» Task brief:
Exactly repeat the material, dropping only the pictures.

» Input material:

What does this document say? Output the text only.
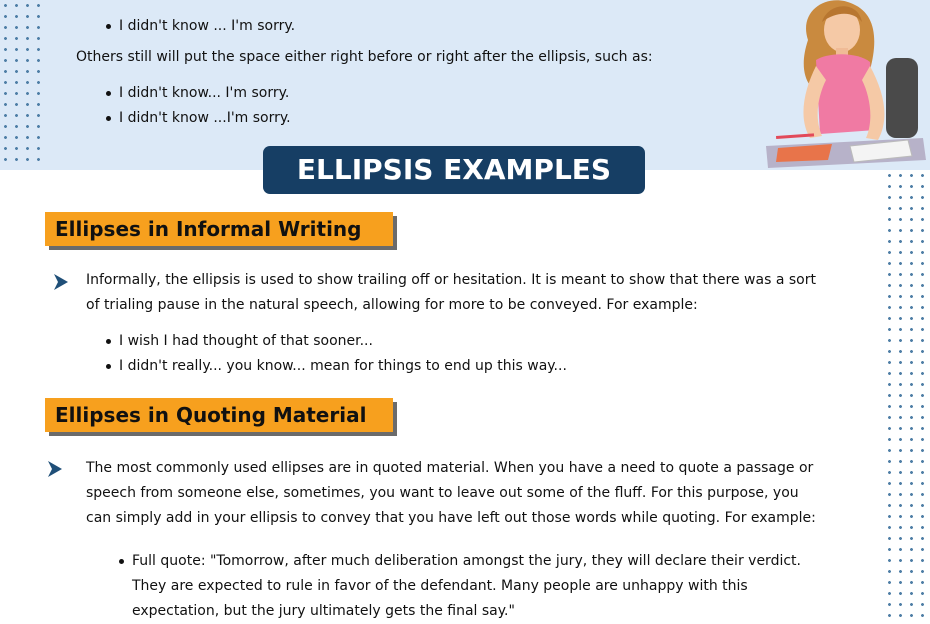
I didn't know ... I'm sorry.

Others still will put the space either right before or right after the ellipsis, such as:

I didn't know... I'm sorry.
I didn't know ...I'm sorry.
ELLIPSIS EXAMPLES
Ellipses in Informal Writing

Informally, the ellipsis is used to show trailing off or hesitation. It is meant to show that there was a sort

of trialing pause in the natural speech, allowing for more to be conveyed. For example:

I wish I had thought of that sooner...
I didn't really... you know... mean for things to end up this way...
Ellipses in Quoting Material

The most commonly used ellipses are in quoted material. When you have a need to quote a passage or

speech from someone else, sometimes, you want to leave out some of the fluff. For this purpose, you

can simply add in your ellipsis to convey that you have left out those words while quoting. For example:

Full quote: "Tomorrow, after much deliberation amongst the jury, they will declare their verdict.

They are expected to rule in favor of the defendant. Many people are unhappy with this

expectation, but the jury ultimately gets the final say."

» Full response:
What does this document say? Output the text only.
I didn't know ... I'm sorry.

Others still will put the space either right before or right after the ellipsis, such as:

I didn't know... I'm sorry.
I didn't know ...I'm sorry.
ELLIPSIS EXAMPLES
Ellipses in Informal Writing

Informally, the ellipsis is used to show trailing off or hesitation. It is meant to show that there was a sort

of trialing pause in the natural speech, allowing for more to be conveyed. For example:

I wish I had thought of that sooner...
I didn't really... you know... mean for things to end up this way...
Ellipses in Quoting Material

The most commonly used ellipses are in quoted material. When you have a need to quote a passage or

speech from someone else, sometimes, you want to leave out some of the fluff. For this purpose, you

can simply add in your ellipsis to convey that you have left out those words while quoting. For example:

Full quote: "Tomorrow, after much deliberation amongst the jury, they will declare their verdict.

They are expected to rule in favor of the defendant. Many people are unhappy with this

expectation, but the jury ultimately gets the final say."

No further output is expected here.